WHAT THE TASK REQUIRES: Using the listing below, copy every line that mentions "JSON".

====================

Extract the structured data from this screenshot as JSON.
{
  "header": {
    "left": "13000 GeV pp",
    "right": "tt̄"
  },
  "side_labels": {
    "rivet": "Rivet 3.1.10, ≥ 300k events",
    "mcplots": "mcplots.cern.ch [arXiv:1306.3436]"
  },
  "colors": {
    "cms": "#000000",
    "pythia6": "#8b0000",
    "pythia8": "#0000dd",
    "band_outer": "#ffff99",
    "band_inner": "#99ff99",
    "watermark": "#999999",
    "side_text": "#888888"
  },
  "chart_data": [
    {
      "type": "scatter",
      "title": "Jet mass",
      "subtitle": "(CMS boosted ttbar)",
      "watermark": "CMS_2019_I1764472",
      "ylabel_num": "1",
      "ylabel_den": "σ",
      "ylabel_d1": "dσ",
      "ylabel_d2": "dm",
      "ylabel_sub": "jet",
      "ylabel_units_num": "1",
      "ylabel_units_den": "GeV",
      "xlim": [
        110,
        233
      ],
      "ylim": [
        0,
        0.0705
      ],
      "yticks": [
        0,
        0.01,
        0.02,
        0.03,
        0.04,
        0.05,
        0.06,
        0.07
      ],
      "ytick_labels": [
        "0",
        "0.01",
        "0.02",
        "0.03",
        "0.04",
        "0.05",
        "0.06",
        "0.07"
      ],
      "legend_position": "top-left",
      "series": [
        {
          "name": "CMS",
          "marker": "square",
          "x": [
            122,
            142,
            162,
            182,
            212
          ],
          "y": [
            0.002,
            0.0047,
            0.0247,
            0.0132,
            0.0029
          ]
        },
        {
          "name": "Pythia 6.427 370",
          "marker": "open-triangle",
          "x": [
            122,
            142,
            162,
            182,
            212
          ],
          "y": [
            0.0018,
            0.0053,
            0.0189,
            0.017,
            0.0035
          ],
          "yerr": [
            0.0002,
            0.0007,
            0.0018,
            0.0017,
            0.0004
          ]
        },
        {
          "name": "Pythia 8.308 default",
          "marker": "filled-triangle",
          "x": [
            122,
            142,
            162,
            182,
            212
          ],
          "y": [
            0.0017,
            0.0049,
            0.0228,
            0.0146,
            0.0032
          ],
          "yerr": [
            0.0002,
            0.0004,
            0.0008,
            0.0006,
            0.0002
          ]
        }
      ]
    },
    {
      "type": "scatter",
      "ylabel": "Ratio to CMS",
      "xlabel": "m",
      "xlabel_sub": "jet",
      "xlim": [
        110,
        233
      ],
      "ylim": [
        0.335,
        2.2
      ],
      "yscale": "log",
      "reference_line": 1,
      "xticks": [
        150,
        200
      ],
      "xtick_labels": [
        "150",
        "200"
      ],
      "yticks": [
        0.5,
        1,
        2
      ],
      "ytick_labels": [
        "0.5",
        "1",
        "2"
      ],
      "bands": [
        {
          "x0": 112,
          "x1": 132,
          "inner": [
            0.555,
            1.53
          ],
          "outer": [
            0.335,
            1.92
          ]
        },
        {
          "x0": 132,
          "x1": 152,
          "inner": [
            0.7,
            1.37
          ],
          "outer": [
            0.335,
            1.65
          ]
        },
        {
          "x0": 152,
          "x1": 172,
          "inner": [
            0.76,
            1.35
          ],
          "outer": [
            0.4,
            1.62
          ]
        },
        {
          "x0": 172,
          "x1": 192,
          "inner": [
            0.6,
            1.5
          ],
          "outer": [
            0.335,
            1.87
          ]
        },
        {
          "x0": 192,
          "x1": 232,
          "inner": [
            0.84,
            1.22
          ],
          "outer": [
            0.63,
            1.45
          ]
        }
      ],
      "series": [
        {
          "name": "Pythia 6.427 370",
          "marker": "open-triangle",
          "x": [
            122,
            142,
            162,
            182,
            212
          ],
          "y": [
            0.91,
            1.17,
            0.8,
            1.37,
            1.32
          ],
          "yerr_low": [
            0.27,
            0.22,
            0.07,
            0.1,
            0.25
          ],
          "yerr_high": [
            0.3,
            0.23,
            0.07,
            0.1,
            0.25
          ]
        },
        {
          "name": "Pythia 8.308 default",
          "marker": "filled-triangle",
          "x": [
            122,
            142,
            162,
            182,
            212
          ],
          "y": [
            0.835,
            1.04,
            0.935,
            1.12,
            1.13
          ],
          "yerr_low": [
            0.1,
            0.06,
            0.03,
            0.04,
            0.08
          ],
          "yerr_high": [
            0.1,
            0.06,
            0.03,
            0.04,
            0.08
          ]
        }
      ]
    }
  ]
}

====================

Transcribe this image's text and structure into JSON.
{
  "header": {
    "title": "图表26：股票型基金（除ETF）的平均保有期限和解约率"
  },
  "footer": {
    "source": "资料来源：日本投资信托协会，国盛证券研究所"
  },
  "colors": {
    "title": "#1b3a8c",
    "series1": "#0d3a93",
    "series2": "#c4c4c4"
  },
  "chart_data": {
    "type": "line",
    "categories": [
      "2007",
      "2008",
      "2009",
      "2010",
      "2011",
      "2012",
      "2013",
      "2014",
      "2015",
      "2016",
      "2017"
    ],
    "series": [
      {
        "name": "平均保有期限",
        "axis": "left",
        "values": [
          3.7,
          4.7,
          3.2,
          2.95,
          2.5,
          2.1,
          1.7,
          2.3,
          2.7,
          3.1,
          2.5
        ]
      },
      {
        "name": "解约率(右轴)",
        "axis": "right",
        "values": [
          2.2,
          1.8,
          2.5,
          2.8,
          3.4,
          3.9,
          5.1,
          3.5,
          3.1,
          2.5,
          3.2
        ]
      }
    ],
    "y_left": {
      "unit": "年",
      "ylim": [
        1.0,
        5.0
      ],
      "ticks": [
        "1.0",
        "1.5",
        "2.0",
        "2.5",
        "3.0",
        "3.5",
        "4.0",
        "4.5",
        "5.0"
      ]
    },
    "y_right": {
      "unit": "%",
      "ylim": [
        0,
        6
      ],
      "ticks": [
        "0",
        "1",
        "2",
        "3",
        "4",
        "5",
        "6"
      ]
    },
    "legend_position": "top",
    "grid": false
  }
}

====================

WRITTEN ANSWER:
Extract the structured data from this screenshot as JSON.
Transcribe this image's text and structure into JSON.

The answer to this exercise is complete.